What to produce:
Report back each line of the records that contains the string "type".

--- start of Excerpted records ---

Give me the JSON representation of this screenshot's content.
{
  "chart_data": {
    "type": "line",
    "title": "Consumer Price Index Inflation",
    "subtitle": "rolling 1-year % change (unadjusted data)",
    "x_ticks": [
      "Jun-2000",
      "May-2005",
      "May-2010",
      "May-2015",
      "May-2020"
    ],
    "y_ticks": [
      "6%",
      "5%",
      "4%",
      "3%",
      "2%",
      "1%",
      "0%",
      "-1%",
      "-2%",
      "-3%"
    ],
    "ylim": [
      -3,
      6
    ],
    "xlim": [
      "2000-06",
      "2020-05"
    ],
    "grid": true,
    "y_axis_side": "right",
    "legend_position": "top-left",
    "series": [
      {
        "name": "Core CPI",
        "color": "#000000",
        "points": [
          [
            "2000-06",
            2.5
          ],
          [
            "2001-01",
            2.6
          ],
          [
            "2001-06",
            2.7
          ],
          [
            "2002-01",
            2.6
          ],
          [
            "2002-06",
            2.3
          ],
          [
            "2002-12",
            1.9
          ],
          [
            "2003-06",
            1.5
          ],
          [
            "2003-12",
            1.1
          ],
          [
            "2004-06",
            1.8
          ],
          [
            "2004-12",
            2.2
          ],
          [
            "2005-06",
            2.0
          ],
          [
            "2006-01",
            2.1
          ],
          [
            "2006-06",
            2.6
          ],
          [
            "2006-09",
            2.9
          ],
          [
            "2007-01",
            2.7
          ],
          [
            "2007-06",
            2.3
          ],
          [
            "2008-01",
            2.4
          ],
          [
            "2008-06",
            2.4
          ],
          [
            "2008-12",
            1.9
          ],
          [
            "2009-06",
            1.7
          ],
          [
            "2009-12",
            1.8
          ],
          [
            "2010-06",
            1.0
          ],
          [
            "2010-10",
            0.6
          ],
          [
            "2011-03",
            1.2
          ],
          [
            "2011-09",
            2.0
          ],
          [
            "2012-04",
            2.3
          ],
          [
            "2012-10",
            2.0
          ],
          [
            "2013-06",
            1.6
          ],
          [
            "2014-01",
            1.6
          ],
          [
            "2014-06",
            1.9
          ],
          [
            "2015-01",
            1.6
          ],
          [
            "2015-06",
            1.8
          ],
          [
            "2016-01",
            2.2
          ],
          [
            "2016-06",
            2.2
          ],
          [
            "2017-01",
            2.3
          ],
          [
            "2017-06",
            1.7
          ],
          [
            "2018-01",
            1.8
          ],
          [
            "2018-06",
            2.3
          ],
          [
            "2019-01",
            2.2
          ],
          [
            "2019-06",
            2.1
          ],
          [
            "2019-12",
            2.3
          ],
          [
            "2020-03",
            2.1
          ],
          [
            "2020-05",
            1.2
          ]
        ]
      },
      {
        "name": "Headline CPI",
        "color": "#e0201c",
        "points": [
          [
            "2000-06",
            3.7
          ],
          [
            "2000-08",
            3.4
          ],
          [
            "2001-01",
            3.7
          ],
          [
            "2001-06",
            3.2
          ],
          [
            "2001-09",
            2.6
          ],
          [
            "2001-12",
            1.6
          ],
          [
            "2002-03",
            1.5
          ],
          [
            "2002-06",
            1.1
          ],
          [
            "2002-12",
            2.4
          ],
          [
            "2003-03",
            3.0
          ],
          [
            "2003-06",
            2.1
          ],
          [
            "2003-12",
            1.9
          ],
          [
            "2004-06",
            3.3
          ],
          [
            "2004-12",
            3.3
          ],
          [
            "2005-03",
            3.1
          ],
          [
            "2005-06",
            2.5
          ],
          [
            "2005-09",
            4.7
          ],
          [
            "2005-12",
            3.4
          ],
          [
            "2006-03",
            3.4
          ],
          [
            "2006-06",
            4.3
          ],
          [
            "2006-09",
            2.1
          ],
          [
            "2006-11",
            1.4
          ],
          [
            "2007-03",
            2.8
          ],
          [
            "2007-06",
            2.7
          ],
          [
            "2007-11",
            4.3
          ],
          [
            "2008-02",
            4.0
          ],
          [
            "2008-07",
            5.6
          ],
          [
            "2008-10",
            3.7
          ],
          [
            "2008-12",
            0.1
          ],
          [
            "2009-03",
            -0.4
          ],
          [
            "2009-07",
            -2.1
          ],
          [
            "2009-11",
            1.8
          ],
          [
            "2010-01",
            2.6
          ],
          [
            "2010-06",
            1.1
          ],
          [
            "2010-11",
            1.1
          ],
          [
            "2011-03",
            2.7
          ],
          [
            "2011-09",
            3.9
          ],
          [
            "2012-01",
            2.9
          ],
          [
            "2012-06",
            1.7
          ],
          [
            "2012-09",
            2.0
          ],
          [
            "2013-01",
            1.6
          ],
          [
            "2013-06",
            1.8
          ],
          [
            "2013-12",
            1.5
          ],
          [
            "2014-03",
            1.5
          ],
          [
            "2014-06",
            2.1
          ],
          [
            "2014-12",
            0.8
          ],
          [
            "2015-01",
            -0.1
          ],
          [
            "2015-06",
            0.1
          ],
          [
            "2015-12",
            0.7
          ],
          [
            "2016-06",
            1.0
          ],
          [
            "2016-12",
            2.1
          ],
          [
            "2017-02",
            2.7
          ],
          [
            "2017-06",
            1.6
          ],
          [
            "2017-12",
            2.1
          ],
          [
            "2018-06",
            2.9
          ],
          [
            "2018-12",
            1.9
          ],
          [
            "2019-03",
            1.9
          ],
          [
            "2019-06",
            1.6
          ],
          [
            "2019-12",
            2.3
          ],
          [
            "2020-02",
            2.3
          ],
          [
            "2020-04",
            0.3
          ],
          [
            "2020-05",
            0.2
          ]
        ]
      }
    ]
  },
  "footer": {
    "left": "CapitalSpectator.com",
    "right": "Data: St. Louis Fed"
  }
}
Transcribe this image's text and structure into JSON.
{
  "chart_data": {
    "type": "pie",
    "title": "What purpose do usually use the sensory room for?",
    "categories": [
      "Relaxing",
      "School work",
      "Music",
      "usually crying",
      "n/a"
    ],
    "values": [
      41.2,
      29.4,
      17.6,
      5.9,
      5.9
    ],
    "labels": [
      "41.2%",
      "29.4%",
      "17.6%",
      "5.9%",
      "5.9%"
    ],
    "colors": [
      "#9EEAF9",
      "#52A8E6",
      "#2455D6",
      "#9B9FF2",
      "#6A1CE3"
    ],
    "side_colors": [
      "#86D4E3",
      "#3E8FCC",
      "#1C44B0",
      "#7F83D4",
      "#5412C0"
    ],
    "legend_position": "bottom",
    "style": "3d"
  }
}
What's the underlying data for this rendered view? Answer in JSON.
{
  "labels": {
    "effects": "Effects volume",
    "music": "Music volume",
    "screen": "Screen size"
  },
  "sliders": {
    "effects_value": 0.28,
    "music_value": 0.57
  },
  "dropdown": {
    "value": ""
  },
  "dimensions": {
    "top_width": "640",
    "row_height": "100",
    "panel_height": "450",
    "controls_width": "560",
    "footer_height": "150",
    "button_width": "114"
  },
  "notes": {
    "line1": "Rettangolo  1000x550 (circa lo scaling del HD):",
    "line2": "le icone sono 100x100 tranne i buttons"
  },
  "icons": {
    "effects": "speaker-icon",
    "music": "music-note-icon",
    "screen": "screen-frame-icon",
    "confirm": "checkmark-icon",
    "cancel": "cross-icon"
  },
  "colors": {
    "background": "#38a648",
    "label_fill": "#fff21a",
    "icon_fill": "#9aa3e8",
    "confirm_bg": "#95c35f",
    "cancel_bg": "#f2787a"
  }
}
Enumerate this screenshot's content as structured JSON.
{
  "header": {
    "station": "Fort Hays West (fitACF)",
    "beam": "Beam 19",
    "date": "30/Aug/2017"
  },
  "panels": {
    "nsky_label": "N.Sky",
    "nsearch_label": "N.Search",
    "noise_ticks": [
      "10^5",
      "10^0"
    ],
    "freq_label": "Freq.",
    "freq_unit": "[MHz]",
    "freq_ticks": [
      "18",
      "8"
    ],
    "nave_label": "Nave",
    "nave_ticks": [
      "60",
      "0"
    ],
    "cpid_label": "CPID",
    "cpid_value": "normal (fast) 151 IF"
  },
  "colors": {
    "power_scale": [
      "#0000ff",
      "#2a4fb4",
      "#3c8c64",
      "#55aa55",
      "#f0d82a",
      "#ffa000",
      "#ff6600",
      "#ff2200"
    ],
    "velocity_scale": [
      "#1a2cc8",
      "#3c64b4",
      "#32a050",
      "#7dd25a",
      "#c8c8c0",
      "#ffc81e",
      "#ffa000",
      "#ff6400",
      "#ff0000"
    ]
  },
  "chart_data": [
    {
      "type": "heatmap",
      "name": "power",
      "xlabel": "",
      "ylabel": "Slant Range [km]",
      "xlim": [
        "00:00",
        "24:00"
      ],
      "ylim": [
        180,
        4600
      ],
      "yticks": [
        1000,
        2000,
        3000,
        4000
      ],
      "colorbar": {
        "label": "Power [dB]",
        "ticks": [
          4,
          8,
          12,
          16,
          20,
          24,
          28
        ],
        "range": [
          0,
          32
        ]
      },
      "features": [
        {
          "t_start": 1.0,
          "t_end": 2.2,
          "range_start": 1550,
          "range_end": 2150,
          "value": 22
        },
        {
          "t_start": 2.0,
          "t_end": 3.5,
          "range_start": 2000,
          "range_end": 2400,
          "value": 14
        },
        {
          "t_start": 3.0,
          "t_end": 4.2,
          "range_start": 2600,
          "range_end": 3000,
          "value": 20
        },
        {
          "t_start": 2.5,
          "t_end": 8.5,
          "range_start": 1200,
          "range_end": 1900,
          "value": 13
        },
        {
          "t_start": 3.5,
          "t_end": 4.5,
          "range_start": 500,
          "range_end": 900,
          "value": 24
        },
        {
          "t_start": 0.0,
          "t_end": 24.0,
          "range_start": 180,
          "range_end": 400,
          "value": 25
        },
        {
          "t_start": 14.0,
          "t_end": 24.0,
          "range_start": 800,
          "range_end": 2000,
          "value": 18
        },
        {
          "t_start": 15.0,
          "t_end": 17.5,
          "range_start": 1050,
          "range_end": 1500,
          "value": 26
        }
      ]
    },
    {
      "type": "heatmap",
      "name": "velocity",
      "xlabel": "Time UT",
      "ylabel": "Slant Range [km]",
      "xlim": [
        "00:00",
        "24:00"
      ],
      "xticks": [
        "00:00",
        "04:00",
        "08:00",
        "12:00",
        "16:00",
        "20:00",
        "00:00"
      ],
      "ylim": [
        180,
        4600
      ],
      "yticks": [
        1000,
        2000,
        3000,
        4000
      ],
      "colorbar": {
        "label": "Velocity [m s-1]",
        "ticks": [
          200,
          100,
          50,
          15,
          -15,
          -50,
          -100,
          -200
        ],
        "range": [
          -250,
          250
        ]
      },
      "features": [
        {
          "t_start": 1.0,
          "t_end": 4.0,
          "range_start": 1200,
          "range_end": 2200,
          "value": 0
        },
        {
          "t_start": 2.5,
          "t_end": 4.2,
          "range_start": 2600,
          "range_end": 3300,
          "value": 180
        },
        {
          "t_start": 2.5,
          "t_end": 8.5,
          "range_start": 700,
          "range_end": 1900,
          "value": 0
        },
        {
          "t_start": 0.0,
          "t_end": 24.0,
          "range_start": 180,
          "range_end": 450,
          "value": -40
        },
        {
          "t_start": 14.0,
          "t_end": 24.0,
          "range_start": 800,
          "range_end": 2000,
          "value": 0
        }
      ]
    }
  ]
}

--- end of Excerpted records ---

Task result:
    "type": "line",
    "type": "pie",
      "type": "heatmap",
      "type": "heatmap",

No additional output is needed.